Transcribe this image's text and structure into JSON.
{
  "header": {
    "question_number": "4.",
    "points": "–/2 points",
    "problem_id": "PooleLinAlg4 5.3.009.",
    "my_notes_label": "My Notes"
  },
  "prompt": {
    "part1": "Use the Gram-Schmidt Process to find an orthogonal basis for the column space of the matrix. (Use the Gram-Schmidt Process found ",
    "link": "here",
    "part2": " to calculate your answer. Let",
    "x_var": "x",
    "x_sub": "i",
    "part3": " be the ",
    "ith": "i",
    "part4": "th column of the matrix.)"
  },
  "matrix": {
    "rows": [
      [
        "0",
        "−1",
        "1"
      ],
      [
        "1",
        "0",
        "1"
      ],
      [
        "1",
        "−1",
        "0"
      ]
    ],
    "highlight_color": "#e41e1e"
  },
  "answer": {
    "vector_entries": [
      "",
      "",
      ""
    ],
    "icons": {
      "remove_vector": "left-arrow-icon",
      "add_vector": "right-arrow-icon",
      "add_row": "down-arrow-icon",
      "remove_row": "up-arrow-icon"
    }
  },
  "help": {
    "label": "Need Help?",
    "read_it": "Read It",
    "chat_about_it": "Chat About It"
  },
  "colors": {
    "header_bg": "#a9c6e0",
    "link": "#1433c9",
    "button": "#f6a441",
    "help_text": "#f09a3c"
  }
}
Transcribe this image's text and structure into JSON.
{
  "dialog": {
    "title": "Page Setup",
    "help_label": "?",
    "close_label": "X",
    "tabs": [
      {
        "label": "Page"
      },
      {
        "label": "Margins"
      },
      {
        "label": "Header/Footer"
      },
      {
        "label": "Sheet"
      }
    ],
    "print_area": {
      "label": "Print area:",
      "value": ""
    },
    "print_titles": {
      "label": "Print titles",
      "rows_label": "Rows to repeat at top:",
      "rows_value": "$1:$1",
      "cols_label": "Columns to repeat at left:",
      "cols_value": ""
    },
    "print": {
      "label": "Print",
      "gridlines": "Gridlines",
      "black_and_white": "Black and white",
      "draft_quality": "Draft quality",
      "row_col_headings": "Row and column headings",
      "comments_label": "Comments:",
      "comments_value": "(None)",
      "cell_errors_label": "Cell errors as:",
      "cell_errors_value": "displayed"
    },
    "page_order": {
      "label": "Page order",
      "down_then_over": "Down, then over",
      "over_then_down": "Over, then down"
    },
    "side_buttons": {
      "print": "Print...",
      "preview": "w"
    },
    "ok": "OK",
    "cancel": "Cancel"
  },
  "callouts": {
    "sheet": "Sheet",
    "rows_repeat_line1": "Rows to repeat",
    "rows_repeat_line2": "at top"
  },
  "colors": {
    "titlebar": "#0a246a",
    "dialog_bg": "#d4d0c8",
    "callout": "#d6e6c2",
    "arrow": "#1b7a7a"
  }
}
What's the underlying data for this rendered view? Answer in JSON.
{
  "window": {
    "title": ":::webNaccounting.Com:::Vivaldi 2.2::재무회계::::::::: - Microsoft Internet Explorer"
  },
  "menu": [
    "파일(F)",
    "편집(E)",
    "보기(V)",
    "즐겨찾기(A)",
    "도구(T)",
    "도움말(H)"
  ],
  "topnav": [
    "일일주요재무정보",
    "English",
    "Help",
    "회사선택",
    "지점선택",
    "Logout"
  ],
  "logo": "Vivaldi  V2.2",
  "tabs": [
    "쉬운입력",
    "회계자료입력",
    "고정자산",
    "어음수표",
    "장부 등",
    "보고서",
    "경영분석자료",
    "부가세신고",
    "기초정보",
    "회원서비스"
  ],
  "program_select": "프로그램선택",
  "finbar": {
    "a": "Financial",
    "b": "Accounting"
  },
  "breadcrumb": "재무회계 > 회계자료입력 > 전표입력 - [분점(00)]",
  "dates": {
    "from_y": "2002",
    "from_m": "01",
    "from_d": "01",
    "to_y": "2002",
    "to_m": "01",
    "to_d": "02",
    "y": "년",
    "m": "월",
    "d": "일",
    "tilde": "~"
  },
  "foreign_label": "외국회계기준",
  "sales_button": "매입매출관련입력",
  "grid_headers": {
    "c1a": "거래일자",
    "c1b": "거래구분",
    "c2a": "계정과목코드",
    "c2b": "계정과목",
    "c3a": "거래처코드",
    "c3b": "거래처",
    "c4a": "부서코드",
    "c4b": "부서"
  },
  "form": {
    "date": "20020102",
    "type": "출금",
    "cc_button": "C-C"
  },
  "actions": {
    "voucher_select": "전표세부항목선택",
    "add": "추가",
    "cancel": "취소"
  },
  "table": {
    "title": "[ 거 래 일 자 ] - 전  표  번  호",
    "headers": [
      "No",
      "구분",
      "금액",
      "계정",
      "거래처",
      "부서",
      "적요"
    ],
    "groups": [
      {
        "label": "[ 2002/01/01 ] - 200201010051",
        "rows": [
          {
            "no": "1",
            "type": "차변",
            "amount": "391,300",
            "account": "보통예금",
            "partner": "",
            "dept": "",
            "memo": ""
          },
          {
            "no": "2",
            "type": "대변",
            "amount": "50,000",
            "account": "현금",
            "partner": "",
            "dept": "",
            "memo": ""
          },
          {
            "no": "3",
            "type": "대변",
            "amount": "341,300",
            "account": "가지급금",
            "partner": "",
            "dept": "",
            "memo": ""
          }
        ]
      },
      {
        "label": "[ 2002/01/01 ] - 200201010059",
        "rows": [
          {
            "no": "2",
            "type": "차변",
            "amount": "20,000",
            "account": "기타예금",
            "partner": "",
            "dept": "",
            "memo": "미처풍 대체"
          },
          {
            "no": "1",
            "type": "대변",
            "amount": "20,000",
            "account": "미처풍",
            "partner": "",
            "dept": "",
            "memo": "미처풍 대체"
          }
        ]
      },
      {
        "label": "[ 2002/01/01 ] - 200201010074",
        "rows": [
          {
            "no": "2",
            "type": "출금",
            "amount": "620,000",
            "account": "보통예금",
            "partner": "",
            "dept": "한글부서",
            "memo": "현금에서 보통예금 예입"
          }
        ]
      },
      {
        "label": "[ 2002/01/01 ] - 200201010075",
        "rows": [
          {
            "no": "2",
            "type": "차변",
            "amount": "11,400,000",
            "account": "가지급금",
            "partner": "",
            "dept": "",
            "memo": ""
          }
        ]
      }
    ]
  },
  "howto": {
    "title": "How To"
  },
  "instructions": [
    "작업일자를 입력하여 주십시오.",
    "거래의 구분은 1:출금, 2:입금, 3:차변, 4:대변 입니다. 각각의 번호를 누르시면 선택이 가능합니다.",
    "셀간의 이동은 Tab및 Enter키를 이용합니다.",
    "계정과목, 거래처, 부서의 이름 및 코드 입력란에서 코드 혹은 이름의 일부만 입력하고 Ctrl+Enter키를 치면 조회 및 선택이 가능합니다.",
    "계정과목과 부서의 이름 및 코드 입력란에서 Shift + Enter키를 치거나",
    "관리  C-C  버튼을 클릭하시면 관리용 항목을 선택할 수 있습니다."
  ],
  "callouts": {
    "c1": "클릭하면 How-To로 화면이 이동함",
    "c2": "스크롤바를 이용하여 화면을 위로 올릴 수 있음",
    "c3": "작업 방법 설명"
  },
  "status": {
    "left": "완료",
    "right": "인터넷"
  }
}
○ ○ ○ ○ ○
■ **GIVEN EXERCISE**
All the entries above need to be reproduced exactly.

■ **EXERCISE RESULT**
Transcribe this image's text and structure into JSON.
{
  "header": {
    "question_number": "4.",
    "points": "–/2 points",
    "problem_id": "PooleLinAlg4 5.3.009.",
    "my_notes_label": "My Notes"
  },
  "prompt": {
    "part1": "Use the Gram-Schmidt Process to find an orthogonal basis for the column space of the matrix. (Use the Gram-Schmidt Process found ",
    "link": "here",
    "part2": " to calculate your answer. Let",
    "x_var": "x",
    "x_sub": "i",
    "part3": " be the ",
    "ith": "i",
    "part4": "th column of the matrix.)"
  },
  "matrix": {
    "rows": [
      [
        "0",
        "−1",
        "1"
      ],
      [
        "1",
        "0",
        "1"
      ],
      [
        "1",
        "−1",
        "0"
      ]
    ],
    "highlight_color": "#e41e1e"
  },
  "answer": {
    "vector_entries": [
      "",
      "",
      ""
    ],
    "icons": {
      "remove_vector": "left-arrow-icon",
      "add_vector": "right-arrow-icon",
      "add_row": "down-arrow-icon",
      "remove_row": "up-arrow-icon"
    }
  },
  "help": {
    "label": "Need Help?",
    "read_it": "Read It",
    "chat_about_it": "Chat About It"
  },
  "colors": {
    "header_bg": "#a9c6e0",
    "link": "#1433c9",
    "button": "#f6a441",
    "help_text": "#f09a3c"
  }
}
Transcribe this image's text and structure into JSON.
{
  "dialog": {
    "title": "Page Setup",
    "help_label": "?",
    "close_label": "X",
    "tabs": [
      {
        "label": "Page"
      },
      {
        "label": "Margins"
      },
      {
        "label": "Header/Footer"
      },
      {
        "label": "Sheet"
      }
    ],
    "print_area": {
      "label": "Print area:",
      "value": ""
    },
    "print_titles": {
      "label": "Print titles",
      "rows_label": "Rows to repeat at top:",
      "rows_value": "$1:$1",
      "cols_label": "Columns to repeat at left:",
      "cols_value": ""
    },
    "print": {
      "label": "Print",
      "gridlines": "Gridlines",
      "black_and_white": "Black and white",
      "draft_quality": "Draft quality",
      "row_col_headings": "Row and column headings",
      "comments_label": "Comments:",
      "comments_value": "(None)",
      "cell_errors_label": "Cell errors as:",
      "cell_errors_value": "displayed"
    },
    "page_order": {
      "label": "Page order",
      "down_then_over": "Down, then over",
      "over_then_down": "Over, then down"
    },
    "side_buttons": {
      "print": "Print...",
      "preview": "w"
    },
    "ok": "OK",
    "cancel": "Cancel"
  },
  "callouts": {
    "sheet": "Sheet",
    "rows_repeat_line1": "Rows to repeat",
    "rows_repeat_line2": "at top"
  },
  "colors": {
    "titlebar": "#0a246a",
    "dialog_bg": "#d4d0c8",
    "callout": "#d6e6c2",
    "arrow": "#1b7a7a"
  }
}
What's the underlying data for this rendered view? Answer in JSON.
{
  "window": {
    "title": ":::webNaccounting.Com:::Vivaldi 2.2::재무회계::::::::: - Microsoft Internet Explorer"
  },
  "menu": [
    "파일(F)",
    "편집(E)",
    "보기(V)",
    "즐겨찾기(A)",
    "도구(T)",
    "도움말(H)"
  ],
  "topnav": [
    "일일주요재무정보",
    "English",
    "Help",
    "회사선택",
    "지점선택",
    "Logout"
  ],
  "logo": "Vivaldi  V2.2",
  "tabs": [
    "쉬운입력",
    "회계자료입력",
    "고정자산",
    "어음수표",
    "장부 등",
    "보고서",
    "경영분석자료",
    "부가세신고",
    "기초정보",
    "회원서비스"
  ],
  "program_select": "프로그램선택",
  "finbar": {
    "a": "Financial",
    "b": "Accounting"
  },
  "breadcrumb": "재무회계 > 회계자료입력 > 전표입력 - [분점(00)]",
  "dates": {
    "from_y": "2002",
    "from_m": "01",
    "from_d": "01",
    "to_y": "2002",
    "to_m": "01",
    "to_d": "02",
    "y": "년",
    "m": "월",
    "d": "일",
    "tilde": "~"
  },
  "foreign_label": "외국회계기준",
  "sales_button": "매입매출관련입력",
  "grid_headers": {
    "c1a": "거래일자",
    "c1b": "거래구분",
    "c2a": "계정과목코드",
    "c2b": "계정과목",
    "c3a": "거래처코드",
    "c3b": "거래처",
    "c4a": "부서코드",
    "c4b": "부서"
  },
  "form": {
    "date": "20020102",
    "type": "출금",
    "cc_button": "C-C"
  },
  "actions": {
    "voucher_select": "전표세부항목선택",
    "add": "추가",
    "cancel": "취소"
  },
  "table": {
    "title": "[ 거 래 일 자 ] - 전  표  번  호",
    "headers": [
      "No",
      "구분",
      "금액",
      "계정",
      "거래처",
      "부서",
      "적요"
    ],
    "groups": [
      {
        "label": "[ 2002/01/01 ] - 200201010051",
        "rows": [
          {
            "no": "1",
            "type": "차변",
            "amount": "391,300",
            "account": "보통예금",
            "partner": "",
            "dept": "",
            "memo": ""
          },
          {
            "no": "2",
            "type": "대변",
            "amount": "50,000",
            "account": "현금",
            "partner": "",
            "dept": "",
            "memo": ""
          },
          {
            "no": "3",
            "type": "대변",
            "amount": "341,300",
            "account": "가지급금",
            "partner": "",
            "dept": "",
            "memo": ""
          }
        ]
      },
      {
        "label": "[ 2002/01/01 ] - 200201010059",
        "rows": [
          {
            "no": "2",
            "type": "차변",
            "amount": "20,000",
            "account": "기타예금",
            "partner": "",
            "dept": "",
            "memo": "미처풍 대체"
          },
          {
            "no": "1",
            "type": "대변",
            "amount": "20,000",
            "account": "미처풍",
            "partner": "",
            "dept": "",
            "memo": "미처풍 대체"
          }
        ]
      },
      {
        "label": "[ 2002/01/01 ] - 200201010074",
        "rows": [
          {
            "no": "2",
            "type": "출금",
            "amount": "620,000",
            "account": "보통예금",
            "partner": "",
            "dept": "한글부서",
            "memo": "현금에서 보통예금 예입"
          }
        ]
      },
      {
        "label": "[ 2002/01/01 ] - 200201010075",
        "rows": [
          {
            "no": "2",
            "type": "차변",
            "amount": "11,400,000",
            "account": "가지급금",
            "partner": "",
            "dept": "",
            "memo": ""
          }
        ]
      }
    ]
  },
  "howto": {
    "title": "How To"
  },
  "instructions": [
    "작업일자를 입력하여 주십시오.",
    "거래의 구분은 1:출금, 2:입금, 3:차변, 4:대변 입니다. 각각의 번호를 누르시면 선택이 가능합니다.",
    "셀간의 이동은 Tab및 Enter키를 이용합니다.",
    "계정과목, 거래처, 부서의 이름 및 코드 입력란에서 코드 혹은 이름의 일부만 입력하고 Ctrl+Enter키를 치면 조회 및 선택이 가능합니다.",
    "계정과목과 부서의 이름 및 코드 입력란에서 Shift + Enter키를 치거나",
    "관리  C-C  버튼을 클릭하시면 관리용 항목을 선택할 수 있습니다."
  ],
  "callouts": {
    "c1": "클릭하면 How-To로 화면이 이동함",
    "c2": "스크롤바를 이용하여 화면을 위로 올릴 수 있음",
    "c3": "작업 방법 설명"
  },
  "status": {
    "left": "완료",
    "right": "인터넷"
  }
}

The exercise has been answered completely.